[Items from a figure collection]
+ + +
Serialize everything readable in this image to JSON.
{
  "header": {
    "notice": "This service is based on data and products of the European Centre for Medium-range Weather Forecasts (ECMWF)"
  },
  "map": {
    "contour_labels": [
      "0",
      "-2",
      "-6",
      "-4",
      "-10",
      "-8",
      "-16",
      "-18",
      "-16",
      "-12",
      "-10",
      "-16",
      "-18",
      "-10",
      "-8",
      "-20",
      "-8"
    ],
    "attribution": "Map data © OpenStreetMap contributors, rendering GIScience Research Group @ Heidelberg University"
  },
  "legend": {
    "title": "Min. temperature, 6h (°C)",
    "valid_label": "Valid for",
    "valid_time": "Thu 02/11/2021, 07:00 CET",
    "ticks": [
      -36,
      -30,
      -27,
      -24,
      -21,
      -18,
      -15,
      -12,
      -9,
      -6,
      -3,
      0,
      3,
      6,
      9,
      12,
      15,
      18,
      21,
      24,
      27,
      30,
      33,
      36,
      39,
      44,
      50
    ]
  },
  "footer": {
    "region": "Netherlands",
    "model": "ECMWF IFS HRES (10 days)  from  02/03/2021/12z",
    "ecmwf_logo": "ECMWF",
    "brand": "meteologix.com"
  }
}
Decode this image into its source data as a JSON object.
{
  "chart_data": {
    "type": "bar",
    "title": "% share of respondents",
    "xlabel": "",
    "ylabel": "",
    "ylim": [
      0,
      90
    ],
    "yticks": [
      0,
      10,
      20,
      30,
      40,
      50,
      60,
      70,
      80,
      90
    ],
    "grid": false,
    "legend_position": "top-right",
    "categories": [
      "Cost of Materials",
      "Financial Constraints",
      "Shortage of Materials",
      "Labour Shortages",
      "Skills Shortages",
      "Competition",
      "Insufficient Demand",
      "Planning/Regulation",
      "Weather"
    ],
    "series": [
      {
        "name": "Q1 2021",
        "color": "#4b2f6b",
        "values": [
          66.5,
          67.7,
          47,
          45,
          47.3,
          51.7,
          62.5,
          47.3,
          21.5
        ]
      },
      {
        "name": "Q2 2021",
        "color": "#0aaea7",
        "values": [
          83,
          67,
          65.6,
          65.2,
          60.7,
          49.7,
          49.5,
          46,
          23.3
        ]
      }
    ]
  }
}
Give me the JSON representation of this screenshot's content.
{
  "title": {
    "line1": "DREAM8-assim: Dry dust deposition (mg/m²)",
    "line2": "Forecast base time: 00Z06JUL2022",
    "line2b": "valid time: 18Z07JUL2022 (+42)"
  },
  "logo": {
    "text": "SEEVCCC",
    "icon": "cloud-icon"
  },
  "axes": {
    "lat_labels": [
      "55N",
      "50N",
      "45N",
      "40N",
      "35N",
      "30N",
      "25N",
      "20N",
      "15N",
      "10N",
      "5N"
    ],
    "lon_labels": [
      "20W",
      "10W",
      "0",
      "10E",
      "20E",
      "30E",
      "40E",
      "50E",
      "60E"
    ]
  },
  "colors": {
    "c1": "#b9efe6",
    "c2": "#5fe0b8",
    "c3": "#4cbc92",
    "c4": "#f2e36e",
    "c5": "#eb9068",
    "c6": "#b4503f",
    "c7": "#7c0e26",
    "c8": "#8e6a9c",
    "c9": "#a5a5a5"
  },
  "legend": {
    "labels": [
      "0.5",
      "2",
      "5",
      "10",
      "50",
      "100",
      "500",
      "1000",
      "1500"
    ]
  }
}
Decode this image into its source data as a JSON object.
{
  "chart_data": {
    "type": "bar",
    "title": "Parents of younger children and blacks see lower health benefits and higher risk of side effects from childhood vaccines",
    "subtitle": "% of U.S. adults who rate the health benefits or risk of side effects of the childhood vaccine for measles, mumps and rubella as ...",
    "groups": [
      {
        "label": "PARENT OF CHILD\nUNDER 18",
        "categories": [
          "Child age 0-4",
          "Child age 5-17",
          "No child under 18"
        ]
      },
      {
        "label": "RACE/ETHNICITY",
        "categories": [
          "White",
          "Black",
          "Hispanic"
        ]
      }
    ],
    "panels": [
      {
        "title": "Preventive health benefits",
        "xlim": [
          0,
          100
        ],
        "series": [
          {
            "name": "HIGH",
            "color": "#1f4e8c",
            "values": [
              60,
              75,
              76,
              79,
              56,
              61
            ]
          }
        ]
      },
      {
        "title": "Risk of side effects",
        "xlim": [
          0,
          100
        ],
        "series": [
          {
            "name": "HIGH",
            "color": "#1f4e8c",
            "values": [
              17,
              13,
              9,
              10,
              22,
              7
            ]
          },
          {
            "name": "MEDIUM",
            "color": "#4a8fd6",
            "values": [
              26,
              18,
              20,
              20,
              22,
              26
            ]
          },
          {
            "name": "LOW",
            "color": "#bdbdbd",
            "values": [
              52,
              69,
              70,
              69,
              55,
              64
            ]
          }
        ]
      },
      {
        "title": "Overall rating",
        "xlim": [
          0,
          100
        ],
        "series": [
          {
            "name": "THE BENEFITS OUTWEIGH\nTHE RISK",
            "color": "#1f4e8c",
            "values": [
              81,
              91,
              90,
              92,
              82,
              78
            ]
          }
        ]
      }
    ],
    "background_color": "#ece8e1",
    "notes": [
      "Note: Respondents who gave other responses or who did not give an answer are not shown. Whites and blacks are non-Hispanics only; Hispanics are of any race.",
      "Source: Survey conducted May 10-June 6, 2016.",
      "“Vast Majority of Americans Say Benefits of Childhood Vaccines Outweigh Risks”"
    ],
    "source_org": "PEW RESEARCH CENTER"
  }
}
+ + +
§ **The request**:
In the material above, find each line that contains the word "JSON", and select it.

§ **Finished exercise**:
Serialize everything readable in this image to JSON.
Decode this image into its source data as a JSON object.
Give me the JSON representation of this screenshot's content.
Decode this image into its source data as a JSON object.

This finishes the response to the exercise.